___ MATERIAL SUPPLIED ___

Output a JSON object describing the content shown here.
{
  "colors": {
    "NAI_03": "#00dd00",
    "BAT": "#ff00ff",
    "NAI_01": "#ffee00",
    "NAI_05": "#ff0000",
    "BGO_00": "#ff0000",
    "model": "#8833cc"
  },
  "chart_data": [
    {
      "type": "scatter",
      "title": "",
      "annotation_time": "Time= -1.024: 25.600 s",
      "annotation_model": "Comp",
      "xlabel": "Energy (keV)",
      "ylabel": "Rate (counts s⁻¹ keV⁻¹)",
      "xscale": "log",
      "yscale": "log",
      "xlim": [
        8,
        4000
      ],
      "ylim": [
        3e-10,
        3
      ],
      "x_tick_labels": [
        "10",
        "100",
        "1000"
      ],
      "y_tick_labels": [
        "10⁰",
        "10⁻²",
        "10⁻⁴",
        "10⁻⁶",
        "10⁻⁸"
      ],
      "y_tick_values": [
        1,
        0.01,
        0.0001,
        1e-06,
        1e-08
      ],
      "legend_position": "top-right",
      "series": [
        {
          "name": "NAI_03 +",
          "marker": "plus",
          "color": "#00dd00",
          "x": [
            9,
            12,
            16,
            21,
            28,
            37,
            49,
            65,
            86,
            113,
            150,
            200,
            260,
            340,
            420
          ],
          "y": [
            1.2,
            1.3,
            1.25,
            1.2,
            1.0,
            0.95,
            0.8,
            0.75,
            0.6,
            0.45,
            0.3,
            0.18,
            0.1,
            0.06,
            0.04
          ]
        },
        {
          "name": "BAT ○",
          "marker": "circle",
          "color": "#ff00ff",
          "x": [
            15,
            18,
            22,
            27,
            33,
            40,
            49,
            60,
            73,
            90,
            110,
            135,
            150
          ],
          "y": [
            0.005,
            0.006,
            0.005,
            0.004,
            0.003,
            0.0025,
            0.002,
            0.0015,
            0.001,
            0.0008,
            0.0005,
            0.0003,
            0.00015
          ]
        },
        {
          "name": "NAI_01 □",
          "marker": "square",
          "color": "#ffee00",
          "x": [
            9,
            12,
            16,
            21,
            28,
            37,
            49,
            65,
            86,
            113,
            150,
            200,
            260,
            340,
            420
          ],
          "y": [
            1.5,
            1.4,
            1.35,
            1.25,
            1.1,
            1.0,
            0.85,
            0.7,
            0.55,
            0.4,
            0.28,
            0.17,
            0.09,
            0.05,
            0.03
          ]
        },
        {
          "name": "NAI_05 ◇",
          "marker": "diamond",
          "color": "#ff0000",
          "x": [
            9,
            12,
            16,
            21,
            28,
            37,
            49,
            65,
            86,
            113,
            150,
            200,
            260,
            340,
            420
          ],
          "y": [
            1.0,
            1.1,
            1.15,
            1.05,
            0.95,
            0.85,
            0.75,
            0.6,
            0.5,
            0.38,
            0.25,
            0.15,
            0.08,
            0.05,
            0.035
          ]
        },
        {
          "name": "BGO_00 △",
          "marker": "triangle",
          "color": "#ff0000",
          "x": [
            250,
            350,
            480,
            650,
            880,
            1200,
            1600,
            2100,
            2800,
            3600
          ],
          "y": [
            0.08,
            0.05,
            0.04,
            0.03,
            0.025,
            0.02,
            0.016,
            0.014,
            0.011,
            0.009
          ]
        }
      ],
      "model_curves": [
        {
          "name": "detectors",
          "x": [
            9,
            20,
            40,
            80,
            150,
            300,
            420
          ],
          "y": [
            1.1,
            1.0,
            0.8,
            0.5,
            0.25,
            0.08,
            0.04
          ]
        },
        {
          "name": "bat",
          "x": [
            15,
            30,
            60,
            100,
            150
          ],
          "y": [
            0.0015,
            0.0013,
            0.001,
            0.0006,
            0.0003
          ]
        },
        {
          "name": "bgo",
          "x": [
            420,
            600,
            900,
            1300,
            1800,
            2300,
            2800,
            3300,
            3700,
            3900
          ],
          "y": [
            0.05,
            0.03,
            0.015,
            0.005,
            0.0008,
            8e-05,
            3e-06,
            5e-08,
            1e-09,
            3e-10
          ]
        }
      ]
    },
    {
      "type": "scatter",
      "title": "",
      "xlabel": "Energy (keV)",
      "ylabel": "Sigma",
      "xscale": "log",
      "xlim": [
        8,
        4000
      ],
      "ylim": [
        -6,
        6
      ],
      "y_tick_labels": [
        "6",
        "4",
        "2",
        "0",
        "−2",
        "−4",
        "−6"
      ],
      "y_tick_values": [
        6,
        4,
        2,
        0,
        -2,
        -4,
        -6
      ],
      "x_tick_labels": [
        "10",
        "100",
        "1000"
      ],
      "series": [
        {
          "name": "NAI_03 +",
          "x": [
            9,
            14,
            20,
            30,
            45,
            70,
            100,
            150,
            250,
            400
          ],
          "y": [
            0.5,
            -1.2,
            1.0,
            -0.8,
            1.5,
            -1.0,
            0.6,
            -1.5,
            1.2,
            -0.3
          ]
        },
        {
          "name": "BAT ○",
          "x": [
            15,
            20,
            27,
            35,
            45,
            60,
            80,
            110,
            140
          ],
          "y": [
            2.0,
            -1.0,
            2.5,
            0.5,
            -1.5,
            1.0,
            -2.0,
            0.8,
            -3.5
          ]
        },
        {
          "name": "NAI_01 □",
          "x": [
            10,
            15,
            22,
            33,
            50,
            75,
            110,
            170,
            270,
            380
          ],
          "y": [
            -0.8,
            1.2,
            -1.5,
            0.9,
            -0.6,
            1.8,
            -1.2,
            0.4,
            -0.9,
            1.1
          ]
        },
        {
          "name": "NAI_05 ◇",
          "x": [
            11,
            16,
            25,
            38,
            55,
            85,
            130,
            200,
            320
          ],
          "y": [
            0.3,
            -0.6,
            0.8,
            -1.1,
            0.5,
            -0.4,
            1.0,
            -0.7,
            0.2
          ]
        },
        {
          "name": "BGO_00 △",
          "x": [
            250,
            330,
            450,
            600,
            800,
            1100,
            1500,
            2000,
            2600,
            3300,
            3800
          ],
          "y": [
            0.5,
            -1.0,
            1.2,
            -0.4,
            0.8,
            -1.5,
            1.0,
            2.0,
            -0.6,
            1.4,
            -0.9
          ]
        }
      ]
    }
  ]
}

___
___ MATERIAL SUPPLIED ___

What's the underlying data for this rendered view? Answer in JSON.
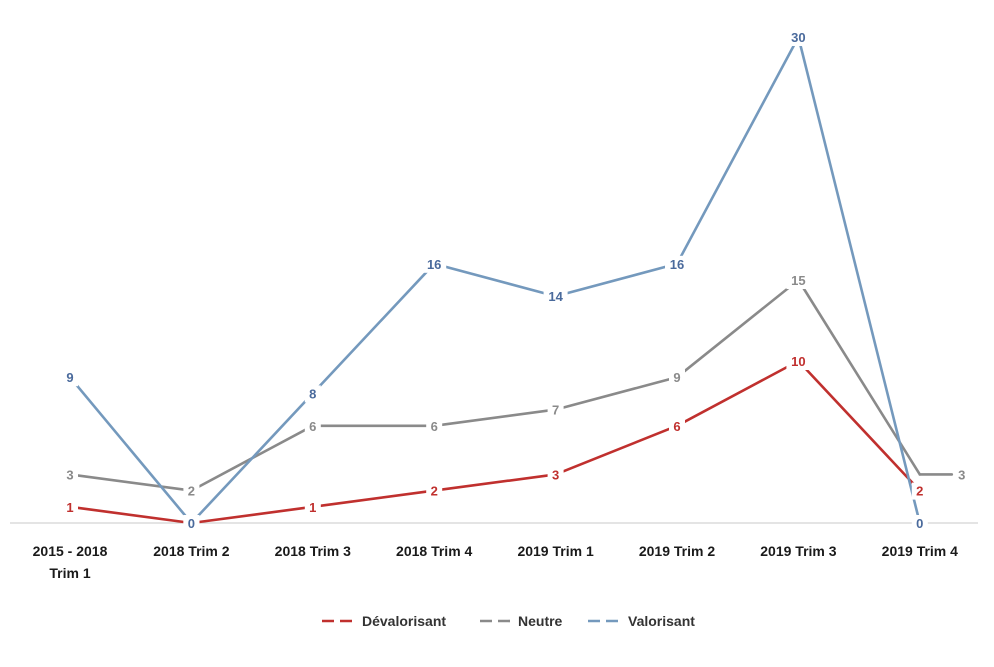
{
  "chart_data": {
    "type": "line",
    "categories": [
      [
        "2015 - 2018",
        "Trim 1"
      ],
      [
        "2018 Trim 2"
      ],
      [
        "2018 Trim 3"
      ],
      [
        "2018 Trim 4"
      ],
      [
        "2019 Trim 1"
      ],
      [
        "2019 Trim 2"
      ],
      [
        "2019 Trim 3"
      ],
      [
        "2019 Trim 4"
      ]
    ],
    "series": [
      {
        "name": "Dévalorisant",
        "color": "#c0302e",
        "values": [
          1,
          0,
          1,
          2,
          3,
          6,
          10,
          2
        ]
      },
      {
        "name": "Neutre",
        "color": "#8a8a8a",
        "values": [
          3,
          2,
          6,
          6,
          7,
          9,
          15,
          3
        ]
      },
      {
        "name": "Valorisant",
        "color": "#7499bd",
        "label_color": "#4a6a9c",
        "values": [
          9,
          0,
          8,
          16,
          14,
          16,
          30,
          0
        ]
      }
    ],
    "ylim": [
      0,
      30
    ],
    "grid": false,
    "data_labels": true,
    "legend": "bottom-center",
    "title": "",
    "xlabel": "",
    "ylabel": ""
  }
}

___

> **TASK OBJECTIVE**: Pull out all lines from the entries above that include the word "JSON".

> **CORRECT ANSWER**:
Output a JSON object describing the content shown here.
What's the underlying data for this rendered view? Answer in JSON.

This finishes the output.